**Part of a data file:**
* * *
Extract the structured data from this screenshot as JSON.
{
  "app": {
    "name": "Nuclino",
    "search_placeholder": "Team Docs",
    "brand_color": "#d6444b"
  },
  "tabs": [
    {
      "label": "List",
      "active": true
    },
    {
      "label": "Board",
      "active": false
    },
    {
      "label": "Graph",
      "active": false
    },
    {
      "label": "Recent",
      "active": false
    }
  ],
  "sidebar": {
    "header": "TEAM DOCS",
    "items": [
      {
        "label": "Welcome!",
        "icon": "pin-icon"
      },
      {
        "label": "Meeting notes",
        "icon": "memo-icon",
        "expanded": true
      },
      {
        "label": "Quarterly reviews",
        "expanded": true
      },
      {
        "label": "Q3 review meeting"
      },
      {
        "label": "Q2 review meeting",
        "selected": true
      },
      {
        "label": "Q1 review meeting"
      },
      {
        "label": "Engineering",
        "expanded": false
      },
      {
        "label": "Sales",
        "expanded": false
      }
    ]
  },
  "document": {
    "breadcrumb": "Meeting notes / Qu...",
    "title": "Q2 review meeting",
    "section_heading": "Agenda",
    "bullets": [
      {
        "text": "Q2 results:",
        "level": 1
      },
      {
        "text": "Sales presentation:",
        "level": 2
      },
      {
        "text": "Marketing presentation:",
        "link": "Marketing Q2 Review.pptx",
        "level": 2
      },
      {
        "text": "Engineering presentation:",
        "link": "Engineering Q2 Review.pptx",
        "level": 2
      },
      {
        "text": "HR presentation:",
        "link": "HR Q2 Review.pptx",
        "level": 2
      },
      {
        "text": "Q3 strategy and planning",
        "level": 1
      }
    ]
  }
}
* * *
**GOAL:**
Transcribe every entry word for word.

**FINISHED TASK:**
Extract the structured data from this screenshot as JSON.
{
  "app": {
    "name": "Nuclino",
    "search_placeholder": "Team Docs",
    "brand_color": "#d6444b"
  },
  "tabs": [
    {
      "label": "List",
      "active": true
    },
    {
      "label": "Board",
      "active": false
    },
    {
      "label": "Graph",
      "active": false
    },
    {
      "label": "Recent",
      "active": false
    }
  ],
  "sidebar": {
    "header": "TEAM DOCS",
    "items": [
      {
        "label": "Welcome!",
        "icon": "pin-icon"
      },
      {
        "label": "Meeting notes",
        "icon": "memo-icon",
        "expanded": true
      },
      {
        "label": "Quarterly reviews",
        "expanded": true
      },
      {
        "label": "Q3 review meeting"
      },
      {
        "label": "Q2 review meeting",
        "selected": true
      },
      {
        "label": "Q1 review meeting"
      },
      {
        "label": "Engineering",
        "expanded": false
      },
      {
        "label": "Sales",
        "expanded": false
      }
    ]
  },
  "document": {
    "breadcrumb": "Meeting notes / Qu...",
    "title": "Q2 review meeting",
    "section_heading": "Agenda",
    "bullets": [
      {
        "text": "Q2 results:",
        "level": 1
      },
      {
        "text": "Sales presentation:",
        "level": 2
      },
      {
        "text": "Marketing presentation:",
        "link": "Marketing Q2 Review.pptx",
        "level": 2
      },
      {
        "text": "Engineering presentation:",
        "link": "Engineering Q2 Review.pptx",
        "level": 2
      },
      {
        "text": "HR presentation:",
        "link": "HR Q2 Review.pptx",
        "level": 2
      },
      {
        "text": "Q3 strategy and planning",
        "level": 1
      }
    ]
  }
}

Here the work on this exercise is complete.